# Start of Recorded information

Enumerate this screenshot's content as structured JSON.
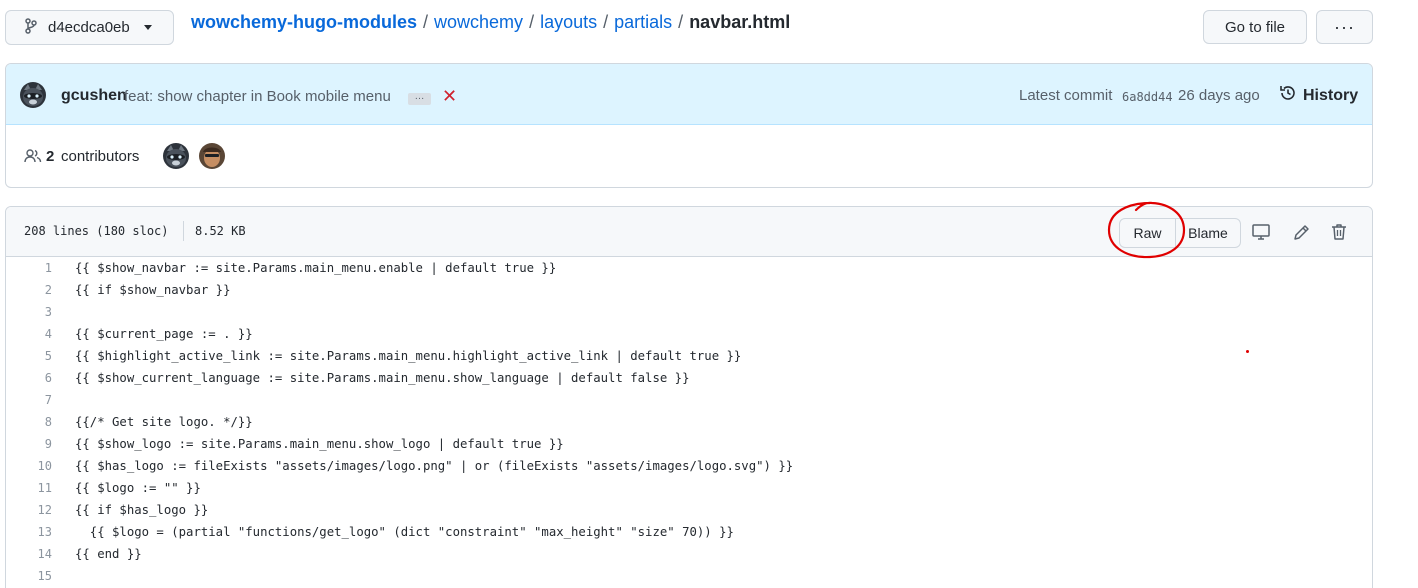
{
  "branch": {
    "label": "d4ecdca0eb"
  },
  "breadcrumb": {
    "repo": "wowchemy-hugo-modules",
    "parts": [
      "wowchemy",
      "layouts",
      "partials"
    ],
    "separator": "/",
    "current": "navbar.html"
  },
  "actions": {
    "go_to_file": "Go to file",
    "more": "···"
  },
  "commit": {
    "author": "gcushen",
    "message": "feat: show chapter in Book mobile menu",
    "ellipsis": "…",
    "status_icon": "✕",
    "latest_label": "Latest commit",
    "sha": "6a8dd44",
    "age": "26 days ago",
    "history_label": "History"
  },
  "contributors": {
    "count": "2",
    "label": "contributors"
  },
  "file": {
    "lines_info": "208 lines (180 sloc)",
    "size": "8.52 KB",
    "raw_label": "Raw",
    "blame_label": "Blame"
  },
  "code": [
    {
      "n": "1",
      "text": "{{ $show_navbar := site.Params.main_menu.enable | default true }}"
    },
    {
      "n": "2",
      "text": "{{ if $show_navbar }}"
    },
    {
      "n": "3",
      "text": ""
    },
    {
      "n": "4",
      "text": "{{ $current_page := . }}"
    },
    {
      "n": "5",
      "text": "{{ $highlight_active_link := site.Params.main_menu.highlight_active_link | default true }}"
    },
    {
      "n": "6",
      "text": "{{ $show_current_language := site.Params.main_menu.show_language | default false }}"
    },
    {
      "n": "7",
      "text": ""
    },
    {
      "n": "8",
      "text": "{{/* Get site logo. */}}"
    },
    {
      "n": "9",
      "text": "{{ $show_logo := site.Params.main_menu.show_logo | default true }}"
    },
    {
      "n": "10",
      "text": "{{ $has_logo := fileExists \"assets/images/logo.png\" | or (fileExists \"assets/images/logo.svg\") }}"
    },
    {
      "n": "11",
      "text": "{{ $logo := \"\" }}"
    },
    {
      "n": "12",
      "text": "{{ if $has_logo }}"
    },
    {
      "n": "13",
      "text": "  {{ $logo = (partial \"functions/get_logo\" (dict \"constraint\" \"max_height\" \"size\" 70)) }}"
    },
    {
      "n": "14",
      "text": "{{ end }}"
    },
    {
      "n": "15",
      "text": ""
    }
  ],
  "colors": {
    "link": "#0969da",
    "commit_bg": "#ddf4ff",
    "annotation": "#e00000"
  }
}
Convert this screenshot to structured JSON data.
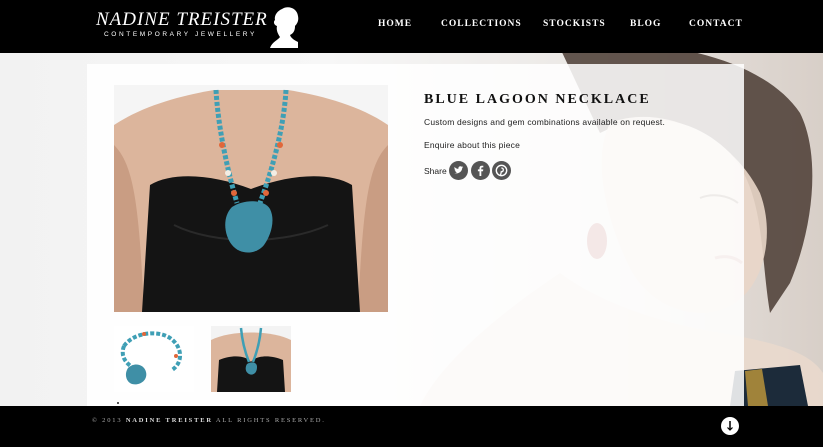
{
  "header": {
    "logo_name": "NADINE TREISTER",
    "logo_sub": "CONTEMPORARY JEWELLERY",
    "nav": [
      "HOME",
      "COLLECTIONS",
      "STOCKISTS",
      "BLOG",
      "CONTACT"
    ]
  },
  "product": {
    "title": "BLUE LAGOON NECKLACE",
    "description": "Custom designs and gem combinations available on request.",
    "enquire": "Enquire about this piece",
    "share_label": "Share",
    "share_icons": [
      "twitter-icon",
      "facebook-icon",
      "pinterest-icon"
    ]
  },
  "footer": {
    "copyright_prefix": "© 2013",
    "copyright_brand": "NADINE TREISTER",
    "copyright_suffix": "ALL RIGHTS RESERVED."
  },
  "colors": {
    "header_bg": "#000000",
    "footer_bg": "#000000",
    "necklace_blue": "#3f8fa6",
    "bead_orange": "#e0673a"
  }
}
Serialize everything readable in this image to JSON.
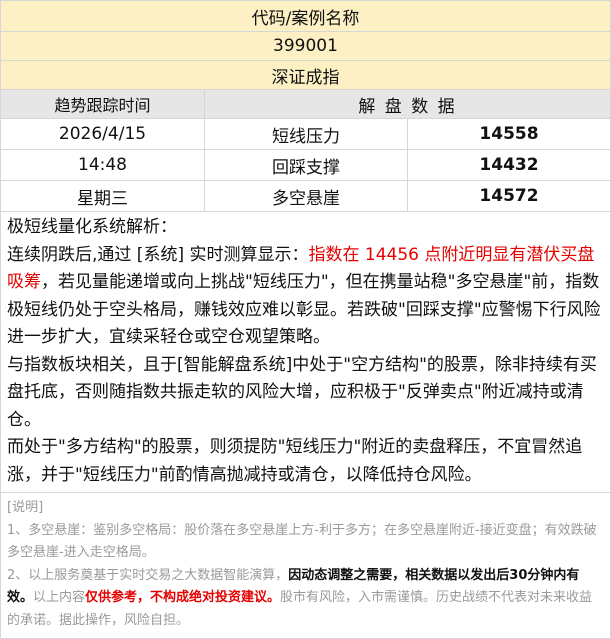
{
  "header": {
    "title": "代码/案例名称",
    "code": "399001",
    "name": "深证成指"
  },
  "table": {
    "col_time": "趋势跟踪时间",
    "col_data": "解 盘 数 据",
    "rows": [
      {
        "time": "2026/4/15",
        "label": "短线压力",
        "value": "14558"
      },
      {
        "time": "14:48",
        "label": "回踩支撑",
        "value": "14432"
      },
      {
        "time": "星期三",
        "label": "多空悬崖",
        "value": "14572"
      }
    ]
  },
  "analysis": {
    "title": "极短线量化系统解析：",
    "p1_a": "连续阴跌后,通过 [系统] 实时测算显示：",
    "p1_red": "指数在 14456 点附近明显有潜伏买盘吸筹",
    "p1_b": "，若见量能递增或向上挑战\"短线压力\"，但在携量站稳\"多空悬崖\"前，指数极短线仍处于空头格局，赚钱效应难以彰显。若跌破\"回踩支撑\"应警惕下行风险进一步扩大，宜续采轻仓或空仓观望策略。",
    "p2": "与指数板块相关，且于[智能解盘系统]中处于\"空方结构\"的股票，除非持续有买盘托底，否则随指数共振走软的风险大增，应积极于\"反弹卖点\"附近减持或清仓。",
    "p3": "而处于\"多方结构\"的股票，则须提防\"短线压力\"附近的卖盘释压，不宜冒然追涨，并于\"短线压力\"前酌情高抛减持或清仓，以降低持仓风险。"
  },
  "notes": {
    "title": "[说明]",
    "n1": "1、多空悬崖：鉴别多空格局：股价落在多空悬崖上方-利于多方；在多空悬崖附近-接近变盘；有效跌破多空悬崖-进入走空格局。",
    "n2_a": "2、以上服务奠基于实时交易之大数据智能演算，",
    "n2_bold": "因动态调整之需要，相关数据以发出后30分钟内有效。",
    "n2_b": "以上内容",
    "n2_red": "仅供参考，不构成绝对投资建议。",
    "n2_c": "股市有风险，入市需谨慎。历史战绩不代表对未来收益的承诺。据此操作，风险自担。"
  }
}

# End of Recorded information

Out of the preceding entries, pull every line containing the string "site".

__Full solution__:
      "text": "{{ $show_navbar := site.Params.main_menu.enable | default true }}"
      "text": "{{ $highlight_active_link := site.Params.main_menu.highlight_active_link | default true }}"
      "text": "{{ $show_current_language := site.Params.main_menu.show_language | default false }}"
      "text": "{{/* Get site logo. */}}"
      "text": "{{ $show_logo := site.Params.main_menu.show_logo | default true }}"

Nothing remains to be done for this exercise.